**Task to carry out:** Extract the complete listing and output it unchanged.

○ ○ ○ ○ ○

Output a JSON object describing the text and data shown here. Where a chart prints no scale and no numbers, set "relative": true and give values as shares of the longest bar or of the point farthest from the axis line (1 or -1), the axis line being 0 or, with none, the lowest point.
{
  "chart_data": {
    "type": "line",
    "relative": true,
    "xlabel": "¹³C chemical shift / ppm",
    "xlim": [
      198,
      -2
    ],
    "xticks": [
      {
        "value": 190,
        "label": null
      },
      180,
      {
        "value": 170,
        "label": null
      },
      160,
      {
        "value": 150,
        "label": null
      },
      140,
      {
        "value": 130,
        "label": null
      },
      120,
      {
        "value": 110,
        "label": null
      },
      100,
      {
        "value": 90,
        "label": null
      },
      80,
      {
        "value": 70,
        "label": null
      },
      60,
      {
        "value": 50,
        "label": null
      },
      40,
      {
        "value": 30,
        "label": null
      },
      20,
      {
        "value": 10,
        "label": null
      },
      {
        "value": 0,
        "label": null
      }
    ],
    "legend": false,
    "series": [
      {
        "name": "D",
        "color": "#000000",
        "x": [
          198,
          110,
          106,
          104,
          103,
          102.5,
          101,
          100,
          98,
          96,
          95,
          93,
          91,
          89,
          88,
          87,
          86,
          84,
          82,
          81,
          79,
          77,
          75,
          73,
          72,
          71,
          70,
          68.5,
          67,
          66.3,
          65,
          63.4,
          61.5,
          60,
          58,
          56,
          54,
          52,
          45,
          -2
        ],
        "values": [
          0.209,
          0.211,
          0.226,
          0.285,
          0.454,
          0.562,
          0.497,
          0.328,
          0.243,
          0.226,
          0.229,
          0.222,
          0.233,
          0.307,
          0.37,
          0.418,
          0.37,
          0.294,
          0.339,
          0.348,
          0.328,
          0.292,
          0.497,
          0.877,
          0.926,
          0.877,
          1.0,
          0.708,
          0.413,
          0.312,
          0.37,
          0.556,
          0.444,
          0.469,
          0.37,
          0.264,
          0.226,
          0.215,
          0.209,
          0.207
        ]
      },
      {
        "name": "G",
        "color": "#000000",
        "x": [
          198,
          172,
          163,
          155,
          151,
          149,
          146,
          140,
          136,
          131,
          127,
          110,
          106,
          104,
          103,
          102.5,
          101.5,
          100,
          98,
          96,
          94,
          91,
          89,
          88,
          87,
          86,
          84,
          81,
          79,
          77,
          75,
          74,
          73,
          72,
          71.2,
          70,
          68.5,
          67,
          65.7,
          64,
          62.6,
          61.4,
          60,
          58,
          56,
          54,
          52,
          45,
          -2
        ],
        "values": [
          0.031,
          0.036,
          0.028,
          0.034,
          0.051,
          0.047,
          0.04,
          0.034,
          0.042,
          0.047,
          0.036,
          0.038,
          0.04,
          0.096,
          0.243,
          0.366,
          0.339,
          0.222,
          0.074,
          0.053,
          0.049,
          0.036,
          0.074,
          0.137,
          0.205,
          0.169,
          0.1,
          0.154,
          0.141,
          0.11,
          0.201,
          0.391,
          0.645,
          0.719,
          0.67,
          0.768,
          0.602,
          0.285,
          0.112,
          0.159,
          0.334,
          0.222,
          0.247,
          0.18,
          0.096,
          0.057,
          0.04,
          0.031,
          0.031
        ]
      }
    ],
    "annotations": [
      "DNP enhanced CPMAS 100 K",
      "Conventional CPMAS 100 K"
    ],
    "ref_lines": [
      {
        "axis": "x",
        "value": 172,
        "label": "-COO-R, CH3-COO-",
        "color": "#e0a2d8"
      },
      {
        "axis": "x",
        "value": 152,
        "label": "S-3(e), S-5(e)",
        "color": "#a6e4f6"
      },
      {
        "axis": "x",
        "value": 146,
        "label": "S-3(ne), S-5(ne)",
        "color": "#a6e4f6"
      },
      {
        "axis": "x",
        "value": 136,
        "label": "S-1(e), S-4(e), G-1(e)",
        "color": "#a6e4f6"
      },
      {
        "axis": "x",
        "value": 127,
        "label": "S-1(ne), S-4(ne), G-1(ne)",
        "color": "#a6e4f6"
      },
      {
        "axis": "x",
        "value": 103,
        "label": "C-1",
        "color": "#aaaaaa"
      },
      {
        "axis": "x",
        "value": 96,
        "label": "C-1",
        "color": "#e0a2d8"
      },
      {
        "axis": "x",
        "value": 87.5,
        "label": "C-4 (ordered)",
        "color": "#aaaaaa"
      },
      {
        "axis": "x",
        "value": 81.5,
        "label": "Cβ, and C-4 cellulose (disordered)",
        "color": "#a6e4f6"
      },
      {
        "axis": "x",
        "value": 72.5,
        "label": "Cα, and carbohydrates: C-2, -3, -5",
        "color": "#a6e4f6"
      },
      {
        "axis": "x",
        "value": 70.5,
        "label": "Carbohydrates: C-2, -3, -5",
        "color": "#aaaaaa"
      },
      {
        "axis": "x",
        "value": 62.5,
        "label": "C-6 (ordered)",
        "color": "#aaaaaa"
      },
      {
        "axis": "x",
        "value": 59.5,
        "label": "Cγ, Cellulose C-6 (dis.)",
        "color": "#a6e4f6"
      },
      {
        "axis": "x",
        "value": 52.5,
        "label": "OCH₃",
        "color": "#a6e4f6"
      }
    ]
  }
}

○ ○ ○ ○ ○

**Finished answer:**
Output a JSON object describing the text and data shown here. Where a chart prints no scale and no numbers, set "relative": true and give values as shares of the longest bar or of the point farthest from the axis line (1 or -1), the axis line being 0 or, with none, the lowest point.
{
  "chart_data": {
    "type": "line",
    "relative": true,
    "xlabel": "¹³C chemical shift / ppm",
    "xlim": [
      198,
      -2
    ],
    "xticks": [
      {
        "value": 190,
        "label": null
      },
      180,
      {
        "value": 170,
        "label": null
      },
      160,
      {
        "value": 150,
        "label": null
      },
      140,
      {
        "value": 130,
        "label": null
      },
      120,
      {
        "value": 110,
        "label": null
      },
      100,
      {
        "value": 90,
        "label": null
      },
      80,
      {
        "value": 70,
        "label": null
      },
      60,
      {
        "value": 50,
        "label": null
      },
      40,
      {
        "value": 30,
        "label": null
      },
      20,
      {
        "value": 10,
        "label": null
      },
      {
        "value": 0,
        "label": null
      }
    ],
    "legend": false,
    "series": [
      {
        "name": "D",
        "color": "#000000",
        "x": [
          198,
          110,
          106,
          104,
          103,
          102.5,
          101,
          100,
          98,
          96,
          95,
          93,
          91,
          89,
          88,
          87,
          86,
          84,
          82,
          81,
          79,
          77,
          75,
          73,
          72,
          71,
          70,
          68.5,
          67,
          66.3,
          65,
          63.4,
          61.5,
          60,
          58,
          56,
          54,
          52,
          45,
          -2
        ],
        "values": [
          0.209,
          0.211,
          0.226,
          0.285,
          0.454,
          0.562,
          0.497,
          0.328,
          0.243,
          0.226,
          0.229,
          0.222,
          0.233,
          0.307,
          0.37,
          0.418,
          0.37,
          0.294,
          0.339,
          0.348,
          0.328,
          0.292,
          0.497,
          0.877,
          0.926,
          0.877,
          1.0,
          0.708,
          0.413,
          0.312,
          0.37,
          0.556,
          0.444,
          0.469,
          0.37,
          0.264,
          0.226,
          0.215,
          0.209,
          0.207
        ]
      },
      {
        "name": "G",
        "color": "#000000",
        "x": [
          198,
          172,
          163,
          155,
          151,
          149,
          146,
          140,
          136,
          131,
          127,
          110,
          106,
          104,
          103,
          102.5,
          101.5,
          100,
          98,
          96,
          94,
          91,
          89,
          88,
          87,
          86,
          84,
          81,
          79,
          77,
          75,
          74,
          73,
          72,
          71.2,
          70,
          68.5,
          67,
          65.7,
          64,
          62.6,
          61.4,
          60,
          58,
          56,
          54,
          52,
          45,
          -2
        ],
        "values": [
          0.031,
          0.036,
          0.028,
          0.034,
          0.051,
          0.047,
          0.04,
          0.034,
          0.042,
          0.047,
          0.036,
          0.038,
          0.04,
          0.096,
          0.243,
          0.366,
          0.339,
          0.222,
          0.074,
          0.053,
          0.049,
          0.036,
          0.074,
          0.137,
          0.205,
          0.169,
          0.1,
          0.154,
          0.141,
          0.11,
          0.201,
          0.391,
          0.645,
          0.719,
          0.67,
          0.768,
          0.602,
          0.285,
          0.112,
          0.159,
          0.334,
          0.222,
          0.247,
          0.18,
          0.096,
          0.057,
          0.04,
          0.031,
          0.031
        ]
      }
    ],
    "annotations": [
      "DNP enhanced CPMAS 100 K",
      "Conventional CPMAS 100 K"
    ],
    "ref_lines": [
      {
        "axis": "x",
        "value": 172,
        "label": "-COO-R, CH3-COO-",
        "color": "#e0a2d8"
      },
      {
        "axis": "x",
        "value": 152,
        "label": "S-3(e), S-5(e)",
        "color": "#a6e4f6"
      },
      {
        "axis": "x",
        "value": 146,
        "label": "S-3(ne), S-5(ne)",
        "color": "#a6e4f6"
      },
      {
        "axis": "x",
        "value": 136,
        "label": "S-1(e), S-4(e), G-1(e)",
        "color": "#a6e4f6"
      },
      {
        "axis": "x",
        "value": 127,
        "label": "S-1(ne), S-4(ne), G-1(ne)",
        "color": "#a6e4f6"
      },
      {
        "axis": "x",
        "value": 103,
        "label": "C-1",
        "color": "#aaaaaa"
      },
      {
        "axis": "x",
        "value": 96,
        "label": "C-1",
        "color": "#e0a2d8"
      },
      {
        "axis": "x",
        "value": 87.5,
        "label": "C-4 (ordered)",
        "color": "#aaaaaa"
      },
      {
        "axis": "x",
        "value": 81.5,
        "label": "Cβ, and C-4 cellulose (disordered)",
        "color": "#a6e4f6"
      },
      {
        "axis": "x",
        "value": 72.5,
        "label": "Cα, and carbohydrates: C-2, -3, -5",
        "color": "#a6e4f6"
      },
      {
        "axis": "x",
        "value": 70.5,
        "label": "Carbohydrates: C-2, -3, -5",
        "color": "#aaaaaa"
      },
      {
        "axis": "x",
        "value": 62.5,
        "label": "C-6 (ordered)",
        "color": "#aaaaaa"
      },
      {
        "axis": "x",
        "value": 59.5,
        "label": "Cγ, Cellulose C-6 (dis.)",
        "color": "#a6e4f6"
      },
      {
        "axis": "x",
        "value": 52.5,
        "label": "OCH₃",
        "color": "#a6e4f6"
      }
    ]
  }
}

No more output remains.